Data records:
════════════════════

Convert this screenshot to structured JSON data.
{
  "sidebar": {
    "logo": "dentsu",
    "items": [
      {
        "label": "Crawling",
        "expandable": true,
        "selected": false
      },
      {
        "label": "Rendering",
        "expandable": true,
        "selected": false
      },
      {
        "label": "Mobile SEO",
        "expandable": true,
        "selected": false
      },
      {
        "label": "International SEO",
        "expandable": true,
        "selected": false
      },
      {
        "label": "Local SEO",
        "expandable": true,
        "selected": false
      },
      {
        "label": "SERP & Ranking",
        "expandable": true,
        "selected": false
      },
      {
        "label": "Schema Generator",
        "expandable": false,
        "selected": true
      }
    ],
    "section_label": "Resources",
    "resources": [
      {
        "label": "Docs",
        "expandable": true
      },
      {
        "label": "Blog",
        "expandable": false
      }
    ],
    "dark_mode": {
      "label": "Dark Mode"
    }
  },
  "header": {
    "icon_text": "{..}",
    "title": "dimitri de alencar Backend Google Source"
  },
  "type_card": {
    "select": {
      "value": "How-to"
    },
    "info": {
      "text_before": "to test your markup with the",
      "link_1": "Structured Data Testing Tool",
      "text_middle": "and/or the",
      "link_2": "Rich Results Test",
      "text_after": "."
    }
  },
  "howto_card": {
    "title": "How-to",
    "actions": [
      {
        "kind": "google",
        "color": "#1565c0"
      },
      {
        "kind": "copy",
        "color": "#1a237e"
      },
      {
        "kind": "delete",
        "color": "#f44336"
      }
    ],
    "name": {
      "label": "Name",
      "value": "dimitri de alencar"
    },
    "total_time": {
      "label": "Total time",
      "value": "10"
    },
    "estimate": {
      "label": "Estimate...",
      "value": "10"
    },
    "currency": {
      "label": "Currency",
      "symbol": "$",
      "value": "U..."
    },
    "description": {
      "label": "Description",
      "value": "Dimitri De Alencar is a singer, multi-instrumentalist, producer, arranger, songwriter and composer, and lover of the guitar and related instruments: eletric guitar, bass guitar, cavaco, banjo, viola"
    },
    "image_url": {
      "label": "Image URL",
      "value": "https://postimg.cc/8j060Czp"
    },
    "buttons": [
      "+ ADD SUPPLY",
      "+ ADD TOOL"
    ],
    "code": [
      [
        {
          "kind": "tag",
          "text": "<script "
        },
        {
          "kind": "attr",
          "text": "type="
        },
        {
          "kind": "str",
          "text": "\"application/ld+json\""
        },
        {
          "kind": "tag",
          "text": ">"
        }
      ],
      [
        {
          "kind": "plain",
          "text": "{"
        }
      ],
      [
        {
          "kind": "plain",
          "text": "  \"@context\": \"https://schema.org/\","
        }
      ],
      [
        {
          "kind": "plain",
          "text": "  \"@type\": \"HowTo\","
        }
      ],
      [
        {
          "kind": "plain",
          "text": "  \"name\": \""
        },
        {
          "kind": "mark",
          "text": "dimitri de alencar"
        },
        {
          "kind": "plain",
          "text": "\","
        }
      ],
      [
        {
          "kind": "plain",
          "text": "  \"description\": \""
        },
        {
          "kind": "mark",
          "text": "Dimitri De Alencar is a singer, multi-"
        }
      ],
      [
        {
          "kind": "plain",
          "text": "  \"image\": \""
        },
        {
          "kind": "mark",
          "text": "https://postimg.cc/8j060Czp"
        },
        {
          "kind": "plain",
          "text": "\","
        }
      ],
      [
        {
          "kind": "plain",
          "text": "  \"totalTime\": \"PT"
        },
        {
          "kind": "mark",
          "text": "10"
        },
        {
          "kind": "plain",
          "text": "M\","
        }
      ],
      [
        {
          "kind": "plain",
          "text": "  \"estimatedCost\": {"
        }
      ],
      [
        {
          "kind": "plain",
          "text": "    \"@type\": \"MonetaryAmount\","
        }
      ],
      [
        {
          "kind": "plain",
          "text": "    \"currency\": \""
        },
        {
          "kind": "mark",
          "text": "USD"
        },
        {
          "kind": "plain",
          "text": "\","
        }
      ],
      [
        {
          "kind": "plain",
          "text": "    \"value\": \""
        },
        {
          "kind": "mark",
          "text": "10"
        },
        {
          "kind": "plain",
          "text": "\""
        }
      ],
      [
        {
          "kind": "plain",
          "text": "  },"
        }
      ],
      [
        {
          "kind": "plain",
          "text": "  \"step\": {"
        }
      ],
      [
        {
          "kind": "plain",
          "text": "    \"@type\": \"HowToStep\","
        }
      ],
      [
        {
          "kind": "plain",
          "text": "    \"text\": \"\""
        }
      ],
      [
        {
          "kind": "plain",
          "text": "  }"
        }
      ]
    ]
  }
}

════════════════════

-- WORK INSTRUCTIONS --
Repeat the material above in full, exactly as it stands.

-- SOLUTION --
Convert this screenshot to structured JSON data.
{
  "sidebar": {
    "logo": "dentsu",
    "items": [
      {
        "label": "Crawling",
        "expandable": true,
        "selected": false
      },
      {
        "label": "Rendering",
        "expandable": true,
        "selected": false
      },
      {
        "label": "Mobile SEO",
        "expandable": true,
        "selected": false
      },
      {
        "label": "International SEO",
        "expandable": true,
        "selected": false
      },
      {
        "label": "Local SEO",
        "expandable": true,
        "selected": false
      },
      {
        "label": "SERP & Ranking",
        "expandable": true,
        "selected": false
      },
      {
        "label": "Schema Generator",
        "expandable": false,
        "selected": true
      }
    ],
    "section_label": "Resources",
    "resources": [
      {
        "label": "Docs",
        "expandable": true
      },
      {
        "label": "Blog",
        "expandable": false
      }
    ],
    "dark_mode": {
      "label": "Dark Mode"
    }
  },
  "header": {
    "icon_text": "{..}",
    "title": "dimitri de alencar Backend Google Source"
  },
  "type_card": {
    "select": {
      "value": "How-to"
    },
    "info": {
      "text_before": "to test your markup with the",
      "link_1": "Structured Data Testing Tool",
      "text_middle": "and/or the",
      "link_2": "Rich Results Test",
      "text_after": "."
    }
  },
  "howto_card": {
    "title": "How-to",
    "actions": [
      {
        "kind": "google",
        "color": "#1565c0"
      },
      {
        "kind": "copy",
        "color": "#1a237e"
      },
      {
        "kind": "delete",
        "color": "#f44336"
      }
    ],
    "name": {
      "label": "Name",
      "value": "dimitri de alencar"
    },
    "total_time": {
      "label": "Total time",
      "value": "10"
    },
    "estimate": {
      "label": "Estimate...",
      "value": "10"
    },
    "currency": {
      "label": "Currency",
      "symbol": "$",
      "value": "U..."
    },
    "description": {
      "label": "Description",
      "value": "Dimitri De Alencar is a singer, multi-instrumentalist, producer, arranger, songwriter and composer, and lover of the guitar and related instruments: eletric guitar, bass guitar, cavaco, banjo, viola"
    },
    "image_url": {
      "label": "Image URL",
      "value": "https://postimg.cc/8j060Czp"
    },
    "buttons": [
      "+ ADD SUPPLY",
      "+ ADD TOOL"
    ],
    "code": [
      [
        {
          "kind": "tag",
          "text": "<script "
        },
        {
          "kind": "attr",
          "text": "type="
        },
        {
          "kind": "str",
          "text": "\"application/ld+json\""
        },
        {
          "kind": "tag",
          "text": ">"
        }
      ],
      [
        {
          "kind": "plain",
          "text": "{"
        }
      ],
      [
        {
          "kind": "plain",
          "text": "  \"@context\": \"https://schema.org/\","
        }
      ],
      [
        {
          "kind": "plain",
          "text": "  \"@type\": \"HowTo\","
        }
      ],
      [
        {
          "kind": "plain",
          "text": "  \"name\": \""
        },
        {
          "kind": "mark",
          "text": "dimitri de alencar"
        },
        {
          "kind": "plain",
          "text": "\","
        }
      ],
      [
        {
          "kind": "plain",
          "text": "  \"description\": \""
        },
        {
          "kind": "mark",
          "text": "Dimitri De Alencar is a singer, multi-"
        }
      ],
      [
        {
          "kind": "plain",
          "text": "  \"image\": \""
        },
        {
          "kind": "mark",
          "text": "https://postimg.cc/8j060Czp"
        },
        {
          "kind": "plain",
          "text": "\","
        }
      ],
      [
        {
          "kind": "plain",
          "text": "  \"totalTime\": \"PT"
        },
        {
          "kind": "mark",
          "text": "10"
        },
        {
          "kind": "plain",
          "text": "M\","
        }
      ],
      [
        {
          "kind": "plain",
          "text": "  \"estimatedCost\": {"
        }
      ],
      [
        {
          "kind": "plain",
          "text": "    \"@type\": \"MonetaryAmount\","
        }
      ],
      [
        {
          "kind": "plain",
          "text": "    \"currency\": \""
        },
        {
          "kind": "mark",
          "text": "USD"
        },
        {
          "kind": "plain",
          "text": "\","
        }
      ],
      [
        {
          "kind": "plain",
          "text": "    \"value\": \""
        },
        {
          "kind": "mark",
          "text": "10"
        },
        {
          "kind": "plain",
          "text": "\""
        }
      ],
      [
        {
          "kind": "plain",
          "text": "  },"
        }
      ],
      [
        {
          "kind": "plain",
          "text": "  \"step\": {"
        }
      ],
      [
        {
          "kind": "plain",
          "text": "    \"@type\": \"HowToStep\","
        }
      ],
      [
        {
          "kind": "plain",
          "text": "    \"text\": \"\""
        }
      ],
      [
        {
          "kind": "plain",
          "text": "  }"
        }
      ]
    ]
  }
}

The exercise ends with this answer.